Dataset excerpts
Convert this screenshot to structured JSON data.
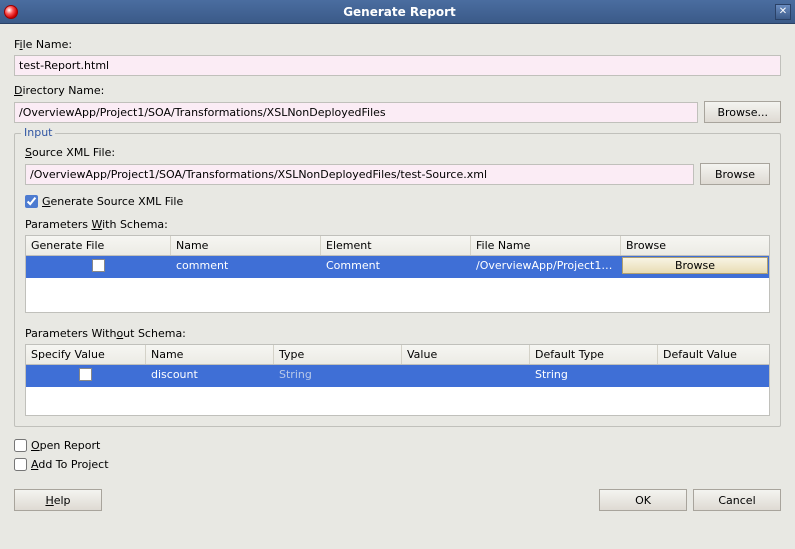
{
  "window": {
    "title": "Generate Report"
  },
  "fileName": {
    "label_pre": "F",
    "label_u": "i",
    "label_post": "le Name:",
    "value": "test-Report.html"
  },
  "dirName": {
    "label_pre": "",
    "label_u": "D",
    "label_post": "irectory Name:",
    "value": "/OverviewApp/Project1/SOA/Transformations/XSLNonDeployedFiles",
    "browse": "Browse..."
  },
  "input": {
    "legend": "Input",
    "sourceXml": {
      "label_pre": "",
      "label_u": "S",
      "label_post": "ource XML File:",
      "value": "/OverviewApp/Project1/SOA/Transformations/XSLNonDeployedFiles/test-Source.xml",
      "browse": "Browse"
    },
    "generateSource": {
      "label_pre": "",
      "label_u": "G",
      "label_post": "enerate Source XML File",
      "checked": true
    },
    "paramsWithSchema": {
      "label_pre": "Parameters ",
      "label_u": "W",
      "label_post": "ith Schema:",
      "headers": [
        "Generate File",
        "Name",
        "Element",
        "File Name",
        "Browse"
      ],
      "row": {
        "name": "comment",
        "element": "Comment",
        "fileName": "/OverviewApp/Project1/...",
        "browse": "Browse"
      }
    },
    "paramsWithoutSchema": {
      "label_pre": "Parameters With",
      "label_u": "o",
      "label_post": "ut Schema:",
      "headers": [
        "Specify Value",
        "Name",
        "Type",
        "Value",
        "Default Type",
        "Default Value"
      ],
      "row": {
        "name": "discount",
        "type": "String",
        "value": "",
        "defaultType": "String",
        "defaultValue": ""
      }
    }
  },
  "openReport": {
    "label_pre": "",
    "label_u": "O",
    "label_post": "pen Report"
  },
  "addToProject": {
    "label_pre": "",
    "label_u": "A",
    "label_post": "dd To Project"
  },
  "footer": {
    "help_u": "H",
    "help_post": "elp",
    "ok": "OK",
    "cancel": "Cancel"
  }
}
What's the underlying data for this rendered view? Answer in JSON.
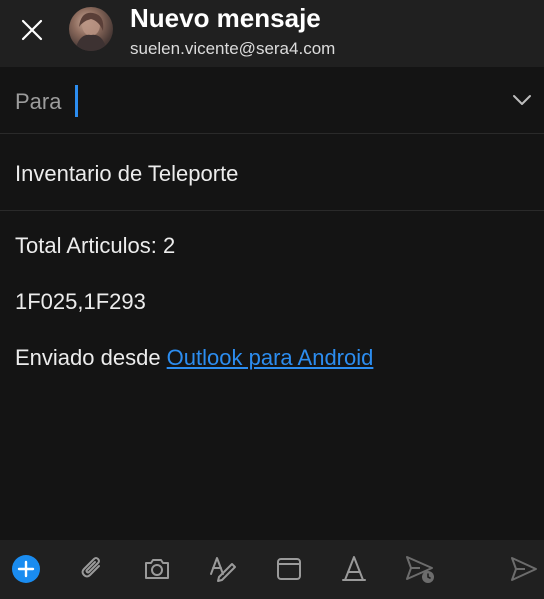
{
  "header": {
    "title": "Nuevo mensaje",
    "account": "suelen.vicente@sera4.com"
  },
  "to_field": {
    "label": "Para",
    "value": ""
  },
  "subject": "Inventario de Teleporte",
  "body": {
    "line1": "Total Articulos: 2",
    "line2": "1F025,1F293",
    "signature_prefix": "Enviado desde ",
    "signature_link": "Outlook para Android"
  },
  "toolbar": {
    "icons": [
      "add-icon",
      "attach-icon",
      "camera-icon",
      "draw-icon",
      "calendar-icon",
      "format-icon",
      "schedule-send-icon",
      "send-icon"
    ]
  },
  "colors": {
    "accent": "#2c8df0",
    "background": "#141414",
    "header": "#202020"
  }
}
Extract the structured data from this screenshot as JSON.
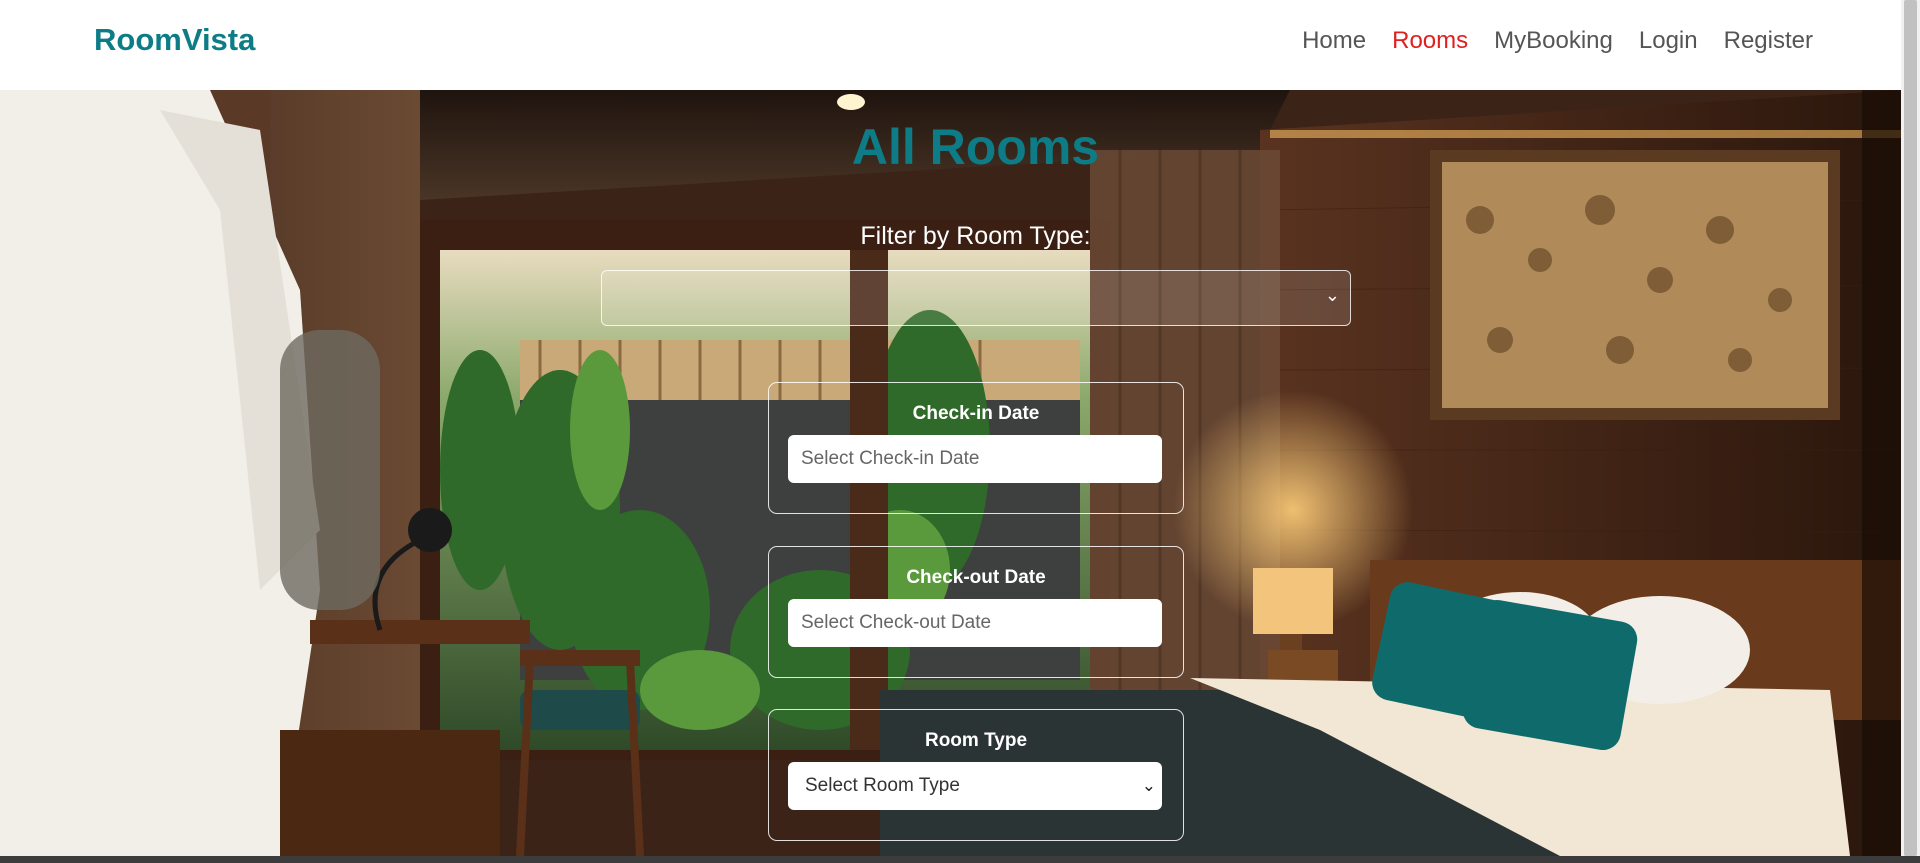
{
  "navbar": {
    "brand": "RoomVista",
    "links": [
      {
        "label": "Home",
        "active": false
      },
      {
        "label": "Rooms",
        "active": true
      },
      {
        "label": "MyBooking",
        "active": false
      },
      {
        "label": "Login",
        "active": false
      },
      {
        "label": "Register",
        "active": false
      }
    ]
  },
  "main": {
    "title": "All Rooms",
    "filter_label": "Filter by Room Type:",
    "filter_value": "",
    "checkin": {
      "label": "Check-in Date",
      "placeholder": "Select Check-in Date"
    },
    "checkout": {
      "label": "Check-out Date",
      "placeholder": "Select Check-out Date"
    },
    "room_type": {
      "label": "Room Type",
      "selected": "Select Room Type"
    }
  },
  "colors": {
    "brand": "#0e7c86",
    "active_link": "#e0201e",
    "nav_text": "#555555"
  }
}
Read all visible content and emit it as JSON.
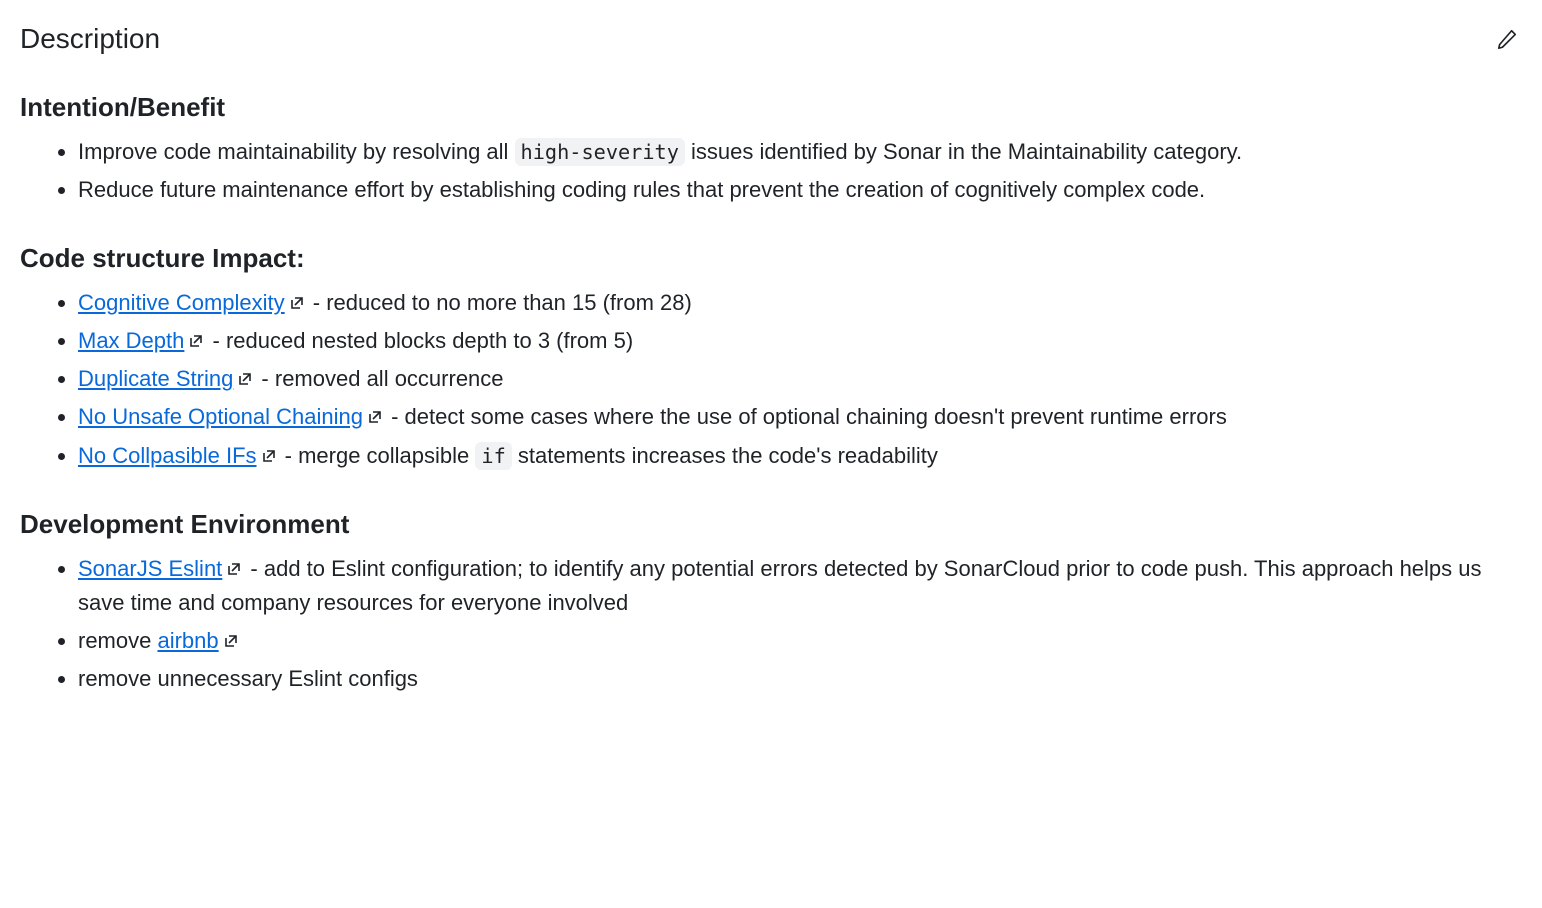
{
  "header": {
    "title": "Description"
  },
  "sections": {
    "intention": {
      "heading": "Intention/Benefit",
      "items": [
        {
          "pre": "Improve code maintainability by resolving all ",
          "code": "high-severity",
          "post": " issues identified by Sonar in the Maintainability category."
        },
        {
          "pre": "Reduce future maintenance effort by establishing coding rules that prevent the creation of cognitively complex code."
        }
      ]
    },
    "impact": {
      "heading": "Code structure Impact:",
      "items": [
        {
          "link": "Cognitive Complexity",
          "post": " - reduced to no more than 15 (from 28)"
        },
        {
          "link": "Max Depth",
          "post": " - reduced nested blocks depth to 3 (from 5)"
        },
        {
          "link": "Duplicate String",
          "post": " - removed all occurrence"
        },
        {
          "link": "No Unsafe Optional Chaining",
          "post": " - detect some cases where the use of optional chaining doesn't prevent runtime errors"
        },
        {
          "link": "No Collpasible IFs",
          "post_pre": " - merge collapsible ",
          "code": "if",
          "post": " statements increases the code's readability"
        }
      ]
    },
    "devenv": {
      "heading": "Development Environment",
      "items": [
        {
          "link": "SonarJS Eslint",
          "post": " - add to Eslint configuration; to identify any potential errors detected by SonarCloud prior to code push. This approach helps us save time and company resources for everyone involved"
        },
        {
          "pre": "remove ",
          "link": "airbnb"
        },
        {
          "pre": "remove unnecessary Eslint configs"
        }
      ]
    }
  }
}
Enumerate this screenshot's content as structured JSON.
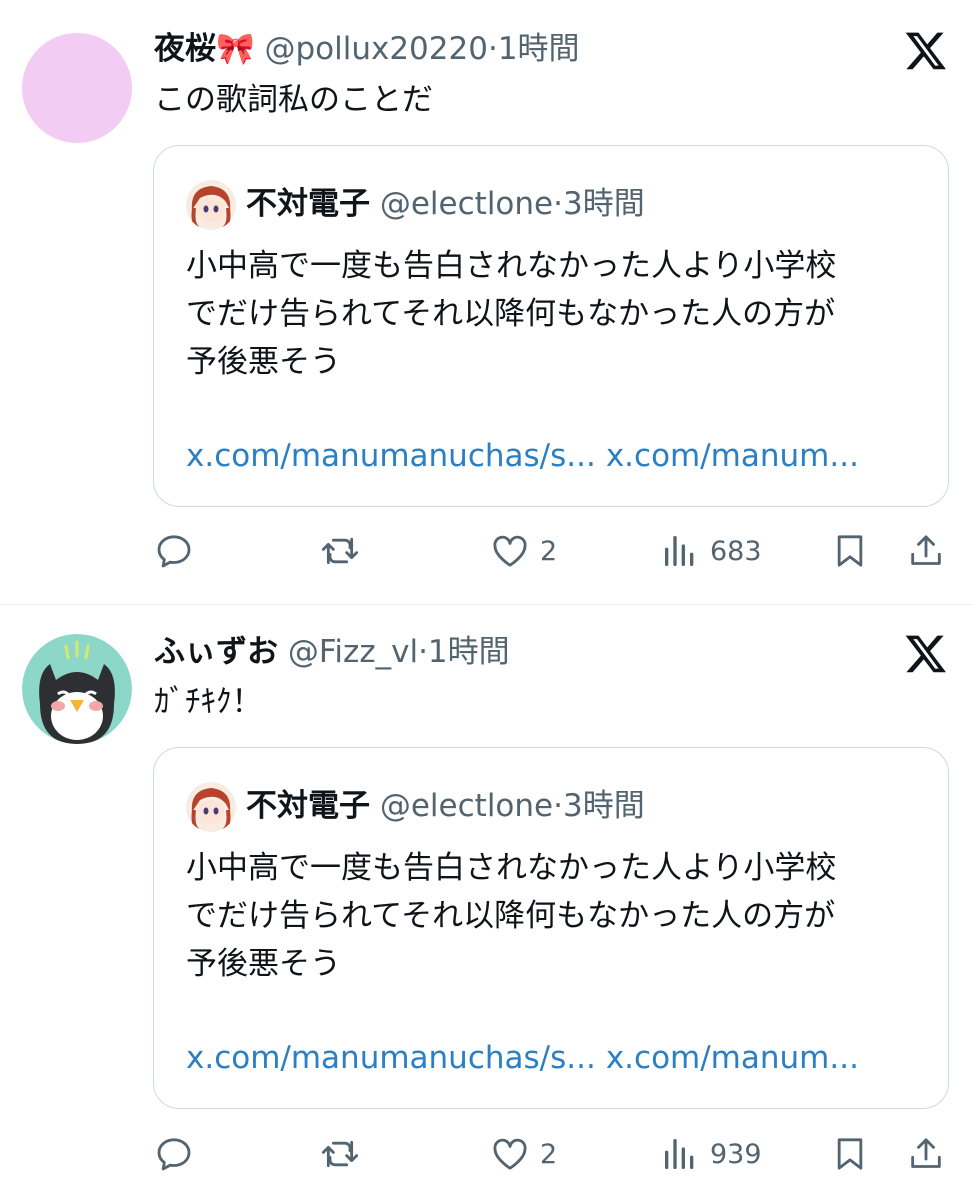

Challenge
Every line of the data above should be quoted exactly. Omit the pictures.

Complete response
Convert this screenshot to structured JSON data.
{
  "window": {
    "title": "Generate Report"
  },
  "fileName": {
    "label_pre": "F",
    "label_u": "i",
    "label_post": "le Name:",
    "value": "test-Report.html"
  },
  "dirName": {
    "label_pre": "",
    "label_u": "D",
    "label_post": "irectory Name:",
    "value": "/OverviewApp/Project1/SOA/Transformations/XSLNonDeployedFiles",
    "browse": "Browse..."
  },
  "input": {
    "legend": "Input",
    "sourceXml": {
      "label_pre": "",
      "label_u": "S",
      "label_post": "ource XML File:",
      "value": "/OverviewApp/Project1/SOA/Transformations/XSLNonDeployedFiles/test-Source.xml",
      "browse": "Browse"
    },
    "generateSource": {
      "label_pre": "",
      "label_u": "G",
      "label_post": "enerate Source XML File",
      "checked": true
    },
    "paramsWithSchema": {
      "label_pre": "Parameters ",
      "label_u": "W",
      "label_post": "ith Schema:",
      "headers": [
        "Generate File",
        "Name",
        "Element",
        "File Name",
        "Browse"
      ],
      "row": {
        "name": "comment",
        "element": "Comment",
        "fileName": "/OverviewApp/Project1/...",
        "browse": "Browse"
      }
    },
    "paramsWithoutSchema": {
      "label_pre": "Parameters With",
      "label_u": "o",
      "label_post": "ut Schema:",
      "headers": [
        "Specify Value",
        "Name",
        "Type",
        "Value",
        "Default Type",
        "Default Value"
      ],
      "row": {
        "name": "discount",
        "type": "String",
        "value": "",
        "defaultType": "String",
        "defaultValue": ""
      }
    }
  },
  "openReport": {
    "label_pre": "",
    "label_u": "O",
    "label_post": "pen Report"
  },
  "addToProject": {
    "label_pre": "",
    "label_u": "A",
    "label_post": "dd To Project"
  },
  "footer": {
    "help_u": "H",
    "help_post": "elp",
    "ok": "OK",
    "cancel": "Cancel"
  }
}
What's the underlying data for this rendered view? Answer in JSON.
{
  "header": {
    "title": "Nuevo mensaje",
    "account": "suelen.vicente@sera4.com"
  },
  "to_field": {
    "label": "Para",
    "value": ""
  },
  "subject": "Inventario de Teleporte",
  "body": {
    "line1": "Total Articulos: 2",
    "line2": "1F025,1F293",
    "signature_prefix": "Enviado desde ",
    "signature_link": "Outlook para Android"
  },
  "toolbar": {
    "icons": [
      "add-icon",
      "attach-icon",
      "camera-icon",
      "draw-icon",
      "calendar-icon",
      "format-icon",
      "schedule-send-icon",
      "send-icon"
    ]
  },
  "colors": {
    "accent": "#2c8df0",
    "background": "#141414",
    "header": "#202020"
  }
}
Extract the structured data from this screenshot as JSON.
{
  "navbar": {
    "brand": "RoomVista",
    "links": [
      {
        "label": "Home",
        "active": false
      },
      {
        "label": "Rooms",
        "active": true
      },
      {
        "label": "MyBooking",
        "active": false
      },
      {
        "label": "Login",
        "active": false
      },
      {
        "label": "Register",
        "active": false
      }
    ]
  },
  "main": {
    "title": "All Rooms",
    "filter_label": "Filter by Room Type:",
    "filter_value": "",
    "checkin": {
      "label": "Check-in Date",
      "placeholder": "Select Check-in Date"
    },
    "checkout": {
      "label": "Check-out Date",
      "placeholder": "Select Check-out Date"
    },
    "room_type": {
      "label": "Room Type",
      "selected": "Select Room Type"
    }
  },
  "colors": {
    "brand": "#0e7c86",
    "active_link": "#e0201e",
    "nav_text": "#555555"
  }
}
Read all visible content and emit it as JSON.
{
  "header": {
    "title": "Description"
  },
  "sections": {
    "intention": {
      "heading": "Intention/Benefit",
      "items": [
        {
          "pre": "Improve code maintainability by resolving all ",
          "code": "high-severity",
          "post": " issues identified by Sonar in the Maintainability category."
        },
        {
          "pre": "Reduce future maintenance effort by establishing coding rules that prevent the creation of cognitively complex code."
        }
      ]
    },
    "impact": {
      "heading": "Code structure Impact:",
      "items": [
        {
          "link": "Cognitive Complexity",
          "post": " - reduced to no more than 15 (from 28)"
        },
        {
          "link": "Max Depth",
          "post": " - reduced nested blocks depth to 3 (from 5)"
        },
        {
          "link": "Duplicate String",
          "post": " - removed all occurrence"
        },
        {
          "link": "No Unsafe Optional Chaining",
          "post": " - detect some cases where the use of optional chaining doesn't prevent runtime errors"
        },
        {
          "link": "No Collpasible IFs",
          "post_pre": " - merge collapsible ",
          "code": "if",
          "post": " statements increases the code's readability"
        }
      ]
    },
    "devenv": {
      "heading": "Development Environment",
      "items": [
        {
          "link": "SonarJS Eslint",
          "post": " - add to Eslint configuration; to identify any potential errors detected by SonarCloud prior to code push. This approach helps us save time and company resources for everyone involved"
        },
        {
          "pre": "remove ",
          "link": "airbnb"
        },
        {
          "pre": "remove unnecessary Eslint configs"
        }
      ]
    }
  }
}
Enumerate this screenshot's content as structured JSON.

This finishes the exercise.